** START RAW DATA **

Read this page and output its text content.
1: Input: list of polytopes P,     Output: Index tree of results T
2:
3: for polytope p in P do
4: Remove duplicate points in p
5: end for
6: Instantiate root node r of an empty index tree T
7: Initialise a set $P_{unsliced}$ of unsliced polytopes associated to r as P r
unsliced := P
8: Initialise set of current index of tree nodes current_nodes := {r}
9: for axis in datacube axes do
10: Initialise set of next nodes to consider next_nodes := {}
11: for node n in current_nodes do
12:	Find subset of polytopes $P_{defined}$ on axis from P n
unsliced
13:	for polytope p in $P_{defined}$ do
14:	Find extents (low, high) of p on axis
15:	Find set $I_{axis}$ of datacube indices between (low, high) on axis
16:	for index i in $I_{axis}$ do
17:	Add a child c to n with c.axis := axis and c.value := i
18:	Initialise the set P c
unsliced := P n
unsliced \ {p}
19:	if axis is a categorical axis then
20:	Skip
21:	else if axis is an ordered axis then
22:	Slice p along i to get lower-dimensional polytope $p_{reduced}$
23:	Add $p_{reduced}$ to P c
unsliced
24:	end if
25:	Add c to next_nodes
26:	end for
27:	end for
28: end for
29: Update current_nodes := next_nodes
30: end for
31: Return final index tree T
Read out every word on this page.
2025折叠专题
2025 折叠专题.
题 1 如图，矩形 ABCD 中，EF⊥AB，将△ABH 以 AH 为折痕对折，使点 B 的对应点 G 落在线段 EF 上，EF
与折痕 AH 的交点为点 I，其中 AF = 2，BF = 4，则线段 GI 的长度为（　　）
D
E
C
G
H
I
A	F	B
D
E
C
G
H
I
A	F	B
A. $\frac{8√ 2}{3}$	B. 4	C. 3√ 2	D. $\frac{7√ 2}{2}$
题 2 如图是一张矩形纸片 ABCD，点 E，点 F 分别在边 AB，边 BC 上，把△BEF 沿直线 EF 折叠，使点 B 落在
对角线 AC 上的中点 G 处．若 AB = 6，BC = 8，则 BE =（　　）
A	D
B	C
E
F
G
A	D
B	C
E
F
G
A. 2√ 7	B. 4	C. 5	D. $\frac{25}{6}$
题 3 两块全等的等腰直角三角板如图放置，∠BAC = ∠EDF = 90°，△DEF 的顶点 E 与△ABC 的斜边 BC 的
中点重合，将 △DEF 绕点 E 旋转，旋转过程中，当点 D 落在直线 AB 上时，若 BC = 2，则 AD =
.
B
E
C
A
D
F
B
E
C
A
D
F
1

** END RAW DATA **

# [INSTRUCTIONS TO FOLLOW]
Using the listing above, retype each line exactly.

# [THE RESPONSE]
Read this page and output its text content.
1: Input: list of polytopes P,     Output: Index tree of results T
2:
3: for polytope p in P do
4: Remove duplicate points in p
5: end for
6: Instantiate root node r of an empty index tree T
7: Initialise a set $P_{unsliced}$ of unsliced polytopes associated to r as P r
unsliced := P
8: Initialise set of current index of tree nodes current_nodes := {r}
9: for axis in datacube axes do
10: Initialise set of next nodes to consider next_nodes := {}
11: for node n in current_nodes do
12:	Find subset of polytopes $P_{defined}$ on axis from P n
unsliced
13:	for polytope p in $P_{defined}$ do
14:	Find extents (low, high) of p on axis
15:	Find set $I_{axis}$ of datacube indices between (low, high) on axis
16:	for index i in $I_{axis}$ do
17:	Add a child c to n with c.axis := axis and c.value := i
18:	Initialise the set P c
unsliced := P n
unsliced \ {p}
19:	if axis is a categorical axis then
20:	Skip
21:	else if axis is an ordered axis then
22:	Slice p along i to get lower-dimensional polytope $p_{reduced}$
23:	Add $p_{reduced}$ to P c
unsliced
24:	end if
25:	Add c to next_nodes
26:	end for
27:	end for
28: end for
29: Update current_nodes := next_nodes
30: end for
31: Return final index tree T
Read out every word on this page.
2025折叠专题
2025 折叠专题.
题 1 如图，矩形 ABCD 中，EF⊥AB，将△ABH 以 AH 为折痕对折，使点 B 的对应点 G 落在线段 EF 上，EF
与折痕 AH 的交点为点 I，其中 AF = 2，BF = 4，则线段 GI 的长度为（　　）
D
E
C
G
H
I
A	F	B
D
E
C
G
H
I
A	F	B
A. $\frac{8√ 2}{3}$	B. 4	C. 3√ 2	D. $\frac{7√ 2}{2}$
题 2 如图是一张矩形纸片 ABCD，点 E，点 F 分别在边 AB，边 BC 上，把△BEF 沿直线 EF 折叠，使点 B 落在
对角线 AC 上的中点 G 处．若 AB = 6，BC = 8，则 BE =（　　）
A	D
B	C
E
F
G
A	D
B	C
E
F
G
A. 2√ 7	B. 4	C. 5	D. $\frac{25}{6}$
题 3 两块全等的等腰直角三角板如图放置，∠BAC = ∠EDF = 90°，△DEF 的顶点 E 与△ABC 的斜边 BC 的
中点重合，将 △DEF 绕点 E 旋转，旋转过程中，当点 D 落在直线 AB 上时，若 BC = 2，则 AD =
.
B
E
C
A
D
F
B
E
C
A
D
F
1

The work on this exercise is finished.